Entries from a dataset:
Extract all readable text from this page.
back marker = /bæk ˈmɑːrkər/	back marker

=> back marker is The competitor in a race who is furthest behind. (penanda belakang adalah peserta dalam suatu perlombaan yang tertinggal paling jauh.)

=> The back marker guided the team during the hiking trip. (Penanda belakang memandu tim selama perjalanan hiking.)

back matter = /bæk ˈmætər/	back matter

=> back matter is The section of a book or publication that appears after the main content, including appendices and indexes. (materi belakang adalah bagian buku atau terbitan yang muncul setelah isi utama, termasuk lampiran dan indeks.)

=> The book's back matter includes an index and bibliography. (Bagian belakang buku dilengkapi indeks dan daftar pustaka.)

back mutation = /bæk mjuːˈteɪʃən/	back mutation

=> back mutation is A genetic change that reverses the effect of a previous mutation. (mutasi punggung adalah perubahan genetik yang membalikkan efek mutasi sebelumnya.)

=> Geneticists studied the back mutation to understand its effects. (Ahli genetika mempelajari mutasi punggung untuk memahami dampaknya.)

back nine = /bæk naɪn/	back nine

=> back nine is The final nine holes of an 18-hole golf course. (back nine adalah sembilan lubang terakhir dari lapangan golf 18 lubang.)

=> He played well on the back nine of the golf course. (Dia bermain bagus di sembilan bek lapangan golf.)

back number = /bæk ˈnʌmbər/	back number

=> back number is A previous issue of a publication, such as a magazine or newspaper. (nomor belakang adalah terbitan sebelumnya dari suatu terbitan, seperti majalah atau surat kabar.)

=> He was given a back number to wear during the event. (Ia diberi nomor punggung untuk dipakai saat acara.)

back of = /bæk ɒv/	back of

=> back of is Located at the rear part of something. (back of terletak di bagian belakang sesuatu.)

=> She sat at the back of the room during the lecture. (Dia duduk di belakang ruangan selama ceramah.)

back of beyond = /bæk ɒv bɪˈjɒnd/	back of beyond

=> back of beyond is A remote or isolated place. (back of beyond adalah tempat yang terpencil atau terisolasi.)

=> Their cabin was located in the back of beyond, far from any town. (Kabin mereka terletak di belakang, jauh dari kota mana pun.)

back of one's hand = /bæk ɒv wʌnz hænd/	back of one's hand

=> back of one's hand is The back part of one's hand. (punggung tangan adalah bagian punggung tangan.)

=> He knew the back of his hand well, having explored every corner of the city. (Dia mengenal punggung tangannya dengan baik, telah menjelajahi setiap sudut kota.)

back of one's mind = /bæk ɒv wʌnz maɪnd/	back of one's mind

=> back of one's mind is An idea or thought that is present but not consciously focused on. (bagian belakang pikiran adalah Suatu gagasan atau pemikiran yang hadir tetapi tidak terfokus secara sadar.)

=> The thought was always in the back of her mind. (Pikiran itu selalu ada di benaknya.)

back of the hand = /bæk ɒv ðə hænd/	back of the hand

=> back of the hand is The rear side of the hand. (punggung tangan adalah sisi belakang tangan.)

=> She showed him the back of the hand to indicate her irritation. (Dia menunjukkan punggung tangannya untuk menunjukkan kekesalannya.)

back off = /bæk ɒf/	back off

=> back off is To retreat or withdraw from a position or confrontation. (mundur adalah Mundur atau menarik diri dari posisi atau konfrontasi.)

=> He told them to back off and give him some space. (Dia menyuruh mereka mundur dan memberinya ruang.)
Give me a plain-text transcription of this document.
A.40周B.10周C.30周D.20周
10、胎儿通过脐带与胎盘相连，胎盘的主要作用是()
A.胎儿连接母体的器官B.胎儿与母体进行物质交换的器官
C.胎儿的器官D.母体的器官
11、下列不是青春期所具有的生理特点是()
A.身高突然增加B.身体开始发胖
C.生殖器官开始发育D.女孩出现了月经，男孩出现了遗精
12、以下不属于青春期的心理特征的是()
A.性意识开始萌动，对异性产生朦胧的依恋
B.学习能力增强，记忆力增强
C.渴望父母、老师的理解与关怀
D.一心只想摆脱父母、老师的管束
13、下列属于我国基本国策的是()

[Written task] Please restate the data word for word, every record included.

[Completed task]
Extract all readable text from this page.
back marker = /bæk ˈmɑːrkər/	back marker

=> back marker is The competitor in a race who is furthest behind. (penanda belakang adalah peserta dalam suatu perlombaan yang tertinggal paling jauh.)

=> The back marker guided the team during the hiking trip. (Penanda belakang memandu tim selama perjalanan hiking.)

back matter = /bæk ˈmætər/	back matter

=> back matter is The section of a book or publication that appears after the main content, including appendices and indexes. (materi belakang adalah bagian buku atau terbitan yang muncul setelah isi utama, termasuk lampiran dan indeks.)

=> The book's back matter includes an index and bibliography. (Bagian belakang buku dilengkapi indeks dan daftar pustaka.)

back mutation = /bæk mjuːˈteɪʃən/	back mutation

=> back mutation is A genetic change that reverses the effect of a previous mutation. (mutasi punggung adalah perubahan genetik yang membalikkan efek mutasi sebelumnya.)

=> Geneticists studied the back mutation to understand its effects. (Ahli genetika mempelajari mutasi punggung untuk memahami dampaknya.)

back nine = /bæk naɪn/	back nine

=> back nine is The final nine holes of an 18-hole golf course. (back nine adalah sembilan lubang terakhir dari lapangan golf 18 lubang.)

=> He played well on the back nine of the golf course. (Dia bermain bagus di sembilan bek lapangan golf.)

back number = /bæk ˈnʌmbər/	back number

=> back number is A previous issue of a publication, such as a magazine or newspaper. (nomor belakang adalah terbitan sebelumnya dari suatu terbitan, seperti majalah atau surat kabar.)

=> He was given a back number to wear during the event. (Ia diberi nomor punggung untuk dipakai saat acara.)

back of = /bæk ɒv/	back of

=> back of is Located at the rear part of something. (back of terletak di bagian belakang sesuatu.)

=> She sat at the back of the room during the lecture. (Dia duduk di belakang ruangan selama ceramah.)

back of beyond = /bæk ɒv bɪˈjɒnd/	back of beyond

=> back of beyond is A remote or isolated place. (back of beyond adalah tempat yang terpencil atau terisolasi.)

=> Their cabin was located in the back of beyond, far from any town. (Kabin mereka terletak di belakang, jauh dari kota mana pun.)

back of one's hand = /bæk ɒv wʌnz hænd/	back of one's hand

=> back of one's hand is The back part of one's hand. (punggung tangan adalah bagian punggung tangan.)

=> He knew the back of his hand well, having explored every corner of the city. (Dia mengenal punggung tangannya dengan baik, telah menjelajahi setiap sudut kota.)

back of one's mind = /bæk ɒv wʌnz maɪnd/	back of one's mind

=> back of one's mind is An idea or thought that is present but not consciously focused on. (bagian belakang pikiran adalah Suatu gagasan atau pemikiran yang hadir tetapi tidak terfokus secara sadar.)

=> The thought was always in the back of her mind. (Pikiran itu selalu ada di benaknya.)

back of the hand = /bæk ɒv ðə hænd/	back of the hand

=> back of the hand is The rear side of the hand. (punggung tangan adalah sisi belakang tangan.)

=> She showed him the back of the hand to indicate her irritation. (Dia menunjukkan punggung tangannya untuk menunjukkan kekesalannya.)

back off = /bæk ɒf/	back off

=> back off is To retreat or withdraw from a position or confrontation. (mundur adalah Mundur atau menarik diri dari posisi atau konfrontasi.)

=> He told them to back off and give him some space. (Dia menyuruh mereka mundur dan memberinya ruang.)
Give me a plain-text transcription of this document.
A.40周B.10周C.30周D.20周
10、胎儿通过脐带与胎盘相连，胎盘的主要作用是()
A.胎儿连接母体的器官B.胎儿与母体进行物质交换的器官
C.胎儿的器官D.母体的器官
11、下列不是青春期所具有的生理特点是()
A.身高突然增加B.身体开始发胖
C.生殖器官开始发育D.女孩出现了月经，男孩出现了遗精
12、以下不属于青春期的心理特征的是()
A.性意识开始萌动，对异性产生朦胧的依恋
B.学习能力增强，记忆力增强
C.渴望父母、老师的理解与关怀
D.一心只想摆脱父母、老师的管束
13、下列属于我国基本国策的是()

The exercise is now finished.